Stated problem:
Copy out all lines of the records in which the word "cases" appears.
-- Source data start --
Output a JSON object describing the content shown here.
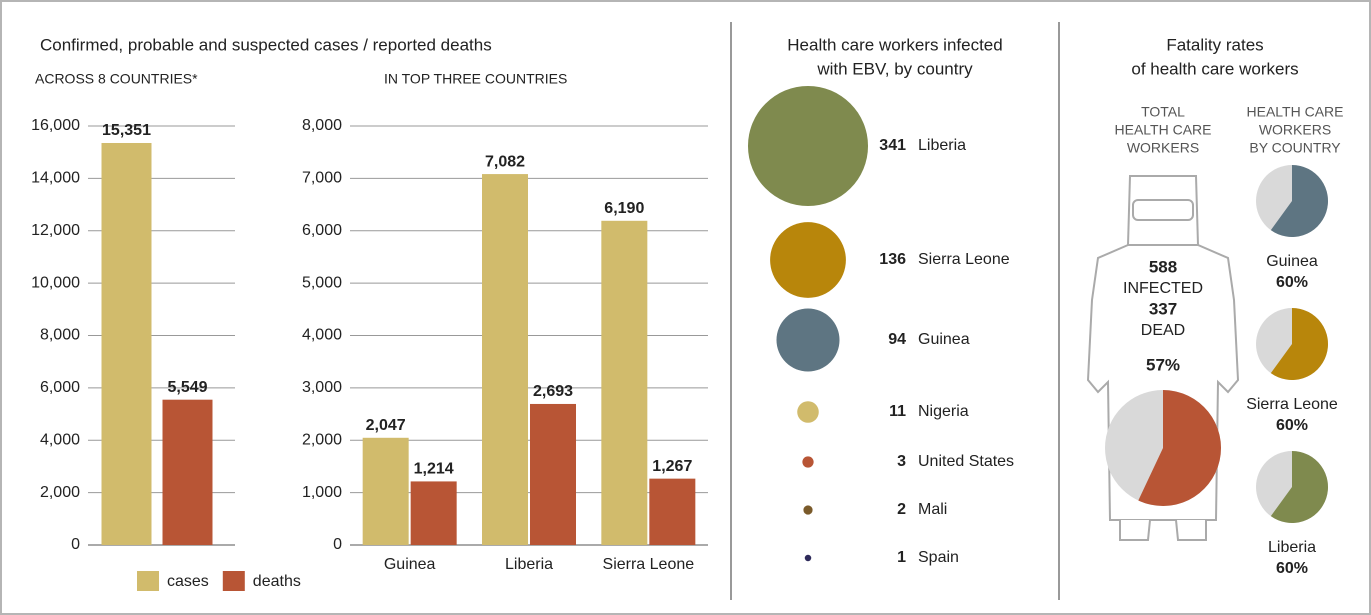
{
  "chart_data": [
    {
      "type": "bar",
      "title": "Confirmed, probable and suspected cases / reported deaths",
      "subtitle": "ACROSS 8 COUNTRIES*",
      "categories": [
        null
      ],
      "series": [
        {
          "name": "cases",
          "color": "#d1bb6c",
          "values": [
            15351
          ],
          "value_labels": [
            "15,351"
          ]
        },
        {
          "name": "deaths",
          "color": "#b85535",
          "values": [
            5549
          ],
          "value_labels": [
            "5,549"
          ]
        }
      ],
      "ylim": [
        0,
        16000
      ],
      "yticks": [
        0,
        {
          "value": 2000,
          "label": "2,000"
        },
        {
          "value": 4000,
          "label": "4,000"
        },
        {
          "value": 6000,
          "label": "6,000"
        },
        {
          "value": 8000,
          "label": "8,000"
        },
        {
          "value": 10000,
          "label": "10,000"
        },
        {
          "value": 12000,
          "label": "12,000"
        },
        {
          "value": 14000,
          "label": "14,000"
        },
        {
          "value": 16000,
          "label": "16,000"
        }
      ],
      "grid": true,
      "legend": "bottom"
    },
    {
      "type": "bar",
      "subtitle": "IN TOP THREE COUNTRIES",
      "categories": [
        "Guinea",
        "Liberia",
        "Sierra Leone"
      ],
      "series": [
        {
          "color": "#d1bb6c",
          "values": [
            2047,
            7082,
            6190
          ],
          "value_labels": [
            "2,047",
            "7,082",
            "6,190"
          ]
        },
        {
          "color": "#b85535",
          "values": [
            1214,
            2693,
            1267
          ],
          "value_labels": [
            "1,214",
            "2,693",
            "1,267"
          ]
        }
      ],
      "ylim": [
        0,
        8000
      ],
      "yticks": [
        0,
        {
          "value": 1000,
          "label": "1,000"
        },
        {
          "value": 2000,
          "label": "2,000"
        },
        {
          "value": 3000,
          "label": "3,000"
        },
        {
          "value": 4000,
          "label": "4,000"
        },
        {
          "value": 5000,
          "label": "5,000"
        },
        {
          "value": 6000,
          "label": "6,000"
        },
        {
          "value": 7000,
          "label": "7,000"
        },
        {
          "value": 8000,
          "label": "8,000"
        }
      ],
      "grid": true
    },
    {
      "type": "bubble",
      "title": [
        "Health care workers infected",
        "with EBV, by country"
      ],
      "categories": [
        "Liberia",
        "Sierra Leone",
        "Guinea",
        "Nigeria",
        "United States",
        "Mali",
        "Spain"
      ],
      "values": [
        341,
        136,
        94,
        11,
        3,
        2,
        1
      ],
      "colors": [
        "#7f8a4e",
        "#b8860b",
        "#5e7582",
        "#d1bb6c",
        "#b85535",
        "#7a5a2a",
        "#2e2a5a"
      ]
    },
    {
      "type": "pie",
      "title": [
        "Fatality rates",
        "of health care workers"
      ],
      "total": {
        "label": [
          "TOTAL",
          "HEALTH CARE",
          "WORKERS"
        ],
        "infected": 588,
        "infected_label": "INFECTED",
        "dead": 337,
        "dead_label": "DEAD",
        "value": 57,
        "value_label": "57%",
        "color": "#b85535"
      },
      "subtitle": [
        "HEALTH CARE",
        "WORKERS",
        "BY COUNTRY"
      ],
      "categories": [
        "Guinea",
        "Sierra Leone",
        "Liberia"
      ],
      "values": [
        60,
        60,
        60
      ],
      "value_labels": [
        "60%",
        "60%",
        "60%"
      ],
      "colors": [
        "#5e7582",
        "#b8860b",
        "#7f8a4e"
      ]
    }
  ]
}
-- Source data end --
Task output:
      "title": "Confirmed, probable and suspected cases / reported deaths",
          "name": "cases",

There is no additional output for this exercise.